(STATED TASK)
Select and reproduce each line of the listing below that bears the string "określenie".
┌─ DATA LINES
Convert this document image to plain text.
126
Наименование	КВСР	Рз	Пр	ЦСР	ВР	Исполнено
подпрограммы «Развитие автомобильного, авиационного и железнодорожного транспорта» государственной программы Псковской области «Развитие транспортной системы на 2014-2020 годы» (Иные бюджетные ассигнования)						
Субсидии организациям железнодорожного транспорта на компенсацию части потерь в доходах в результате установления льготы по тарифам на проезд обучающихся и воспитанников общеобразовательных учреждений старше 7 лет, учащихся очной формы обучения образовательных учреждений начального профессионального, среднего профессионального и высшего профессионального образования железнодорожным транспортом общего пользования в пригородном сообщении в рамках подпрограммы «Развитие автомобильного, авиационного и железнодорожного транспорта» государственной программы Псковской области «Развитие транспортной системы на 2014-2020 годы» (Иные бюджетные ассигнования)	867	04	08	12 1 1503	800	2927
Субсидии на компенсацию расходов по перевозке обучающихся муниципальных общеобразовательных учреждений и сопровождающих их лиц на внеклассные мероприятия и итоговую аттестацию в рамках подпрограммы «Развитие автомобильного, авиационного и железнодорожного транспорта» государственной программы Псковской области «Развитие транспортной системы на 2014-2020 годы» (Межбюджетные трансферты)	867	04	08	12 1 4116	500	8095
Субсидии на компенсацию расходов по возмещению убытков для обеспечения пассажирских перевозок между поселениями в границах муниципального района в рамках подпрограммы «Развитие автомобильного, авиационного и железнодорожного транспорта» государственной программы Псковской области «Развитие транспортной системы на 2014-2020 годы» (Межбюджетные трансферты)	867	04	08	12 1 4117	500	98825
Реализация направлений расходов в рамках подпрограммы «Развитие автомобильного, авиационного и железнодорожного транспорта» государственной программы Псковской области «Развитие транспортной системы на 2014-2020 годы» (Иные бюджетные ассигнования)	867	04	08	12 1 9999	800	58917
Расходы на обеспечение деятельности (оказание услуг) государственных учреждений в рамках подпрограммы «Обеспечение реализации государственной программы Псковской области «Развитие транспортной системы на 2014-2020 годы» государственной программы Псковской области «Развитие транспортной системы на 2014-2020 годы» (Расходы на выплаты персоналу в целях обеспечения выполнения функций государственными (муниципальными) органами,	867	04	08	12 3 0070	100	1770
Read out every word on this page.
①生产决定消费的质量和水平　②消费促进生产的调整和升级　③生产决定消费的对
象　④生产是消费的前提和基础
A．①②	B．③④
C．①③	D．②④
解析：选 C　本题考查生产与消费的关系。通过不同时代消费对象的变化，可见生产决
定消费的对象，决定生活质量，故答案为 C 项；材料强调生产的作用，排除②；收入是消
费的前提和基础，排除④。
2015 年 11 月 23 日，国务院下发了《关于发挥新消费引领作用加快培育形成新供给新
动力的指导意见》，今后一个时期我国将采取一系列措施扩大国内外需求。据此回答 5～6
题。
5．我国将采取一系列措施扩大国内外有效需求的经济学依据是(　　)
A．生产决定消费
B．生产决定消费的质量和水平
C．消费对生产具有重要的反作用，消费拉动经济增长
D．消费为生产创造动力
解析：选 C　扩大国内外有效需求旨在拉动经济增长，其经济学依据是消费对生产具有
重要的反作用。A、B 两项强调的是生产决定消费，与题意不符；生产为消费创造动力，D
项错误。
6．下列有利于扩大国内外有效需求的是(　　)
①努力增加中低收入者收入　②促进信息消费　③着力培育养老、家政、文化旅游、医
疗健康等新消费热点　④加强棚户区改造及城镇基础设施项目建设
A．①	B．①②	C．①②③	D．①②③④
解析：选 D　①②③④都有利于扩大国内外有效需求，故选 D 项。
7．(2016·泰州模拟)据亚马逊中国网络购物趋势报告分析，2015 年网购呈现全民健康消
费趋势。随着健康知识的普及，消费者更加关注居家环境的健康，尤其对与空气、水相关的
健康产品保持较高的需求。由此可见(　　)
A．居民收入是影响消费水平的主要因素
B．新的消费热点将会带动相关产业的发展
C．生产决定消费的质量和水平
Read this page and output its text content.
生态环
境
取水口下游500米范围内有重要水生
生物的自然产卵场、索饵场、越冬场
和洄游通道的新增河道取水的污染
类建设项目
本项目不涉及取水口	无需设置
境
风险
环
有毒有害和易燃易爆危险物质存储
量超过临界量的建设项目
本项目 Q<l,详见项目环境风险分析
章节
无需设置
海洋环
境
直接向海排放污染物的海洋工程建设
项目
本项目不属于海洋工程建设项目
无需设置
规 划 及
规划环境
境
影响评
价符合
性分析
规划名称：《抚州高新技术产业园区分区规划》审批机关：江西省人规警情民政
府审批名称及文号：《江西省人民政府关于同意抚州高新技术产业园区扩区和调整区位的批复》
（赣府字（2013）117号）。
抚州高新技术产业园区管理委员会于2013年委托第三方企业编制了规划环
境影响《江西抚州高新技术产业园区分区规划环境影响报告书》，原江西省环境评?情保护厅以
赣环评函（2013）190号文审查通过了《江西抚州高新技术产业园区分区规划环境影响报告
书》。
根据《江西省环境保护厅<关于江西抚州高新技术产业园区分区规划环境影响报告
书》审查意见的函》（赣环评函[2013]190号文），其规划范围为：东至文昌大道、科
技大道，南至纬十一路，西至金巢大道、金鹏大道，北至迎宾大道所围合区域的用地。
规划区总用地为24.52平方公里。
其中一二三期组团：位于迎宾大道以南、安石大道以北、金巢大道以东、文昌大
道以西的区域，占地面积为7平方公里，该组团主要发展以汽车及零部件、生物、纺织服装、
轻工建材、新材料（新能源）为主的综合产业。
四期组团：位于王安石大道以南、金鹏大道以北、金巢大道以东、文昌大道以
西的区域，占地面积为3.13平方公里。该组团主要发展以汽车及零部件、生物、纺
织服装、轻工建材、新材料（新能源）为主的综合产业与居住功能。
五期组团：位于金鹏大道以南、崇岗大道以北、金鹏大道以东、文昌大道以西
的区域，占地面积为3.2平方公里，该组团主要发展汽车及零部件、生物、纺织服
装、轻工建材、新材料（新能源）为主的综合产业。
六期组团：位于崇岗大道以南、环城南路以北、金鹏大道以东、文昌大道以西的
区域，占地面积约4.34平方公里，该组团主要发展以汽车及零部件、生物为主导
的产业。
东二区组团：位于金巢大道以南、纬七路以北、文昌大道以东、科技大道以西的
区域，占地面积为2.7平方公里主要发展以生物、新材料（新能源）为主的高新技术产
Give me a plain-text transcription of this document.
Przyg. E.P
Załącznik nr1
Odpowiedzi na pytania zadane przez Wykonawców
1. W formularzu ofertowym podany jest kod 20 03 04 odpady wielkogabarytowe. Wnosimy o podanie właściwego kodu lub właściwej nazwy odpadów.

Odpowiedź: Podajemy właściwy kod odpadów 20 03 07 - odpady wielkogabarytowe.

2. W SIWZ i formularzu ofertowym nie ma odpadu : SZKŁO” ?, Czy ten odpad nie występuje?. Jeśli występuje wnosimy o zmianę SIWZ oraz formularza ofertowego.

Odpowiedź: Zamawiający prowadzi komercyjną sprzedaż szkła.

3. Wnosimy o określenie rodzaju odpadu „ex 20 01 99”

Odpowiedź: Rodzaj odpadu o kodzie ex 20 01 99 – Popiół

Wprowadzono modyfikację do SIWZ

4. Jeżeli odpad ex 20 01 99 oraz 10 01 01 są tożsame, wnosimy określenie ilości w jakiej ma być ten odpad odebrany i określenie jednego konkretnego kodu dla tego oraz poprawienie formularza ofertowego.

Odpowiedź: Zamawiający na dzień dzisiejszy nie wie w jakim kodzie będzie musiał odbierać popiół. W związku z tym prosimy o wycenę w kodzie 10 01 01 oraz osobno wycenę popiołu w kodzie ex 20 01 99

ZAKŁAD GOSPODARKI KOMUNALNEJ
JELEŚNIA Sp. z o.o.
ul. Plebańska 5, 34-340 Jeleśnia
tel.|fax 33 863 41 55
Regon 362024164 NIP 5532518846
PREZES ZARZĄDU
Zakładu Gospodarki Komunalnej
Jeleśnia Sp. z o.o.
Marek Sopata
└─
(ANSWER BELOW)
3. Wnosimy o określenie rodzaju odpadu „ex 20 01 99”
4. Jeżeli odpad ex 20 01 99 oraz 10 01 01 są tożsame, wnosimy określenie ilości w jakiej ma być ten odpad odebrany i określenie jednego konkretnego kodu dla tego oraz poprawienie formularza ofertowego.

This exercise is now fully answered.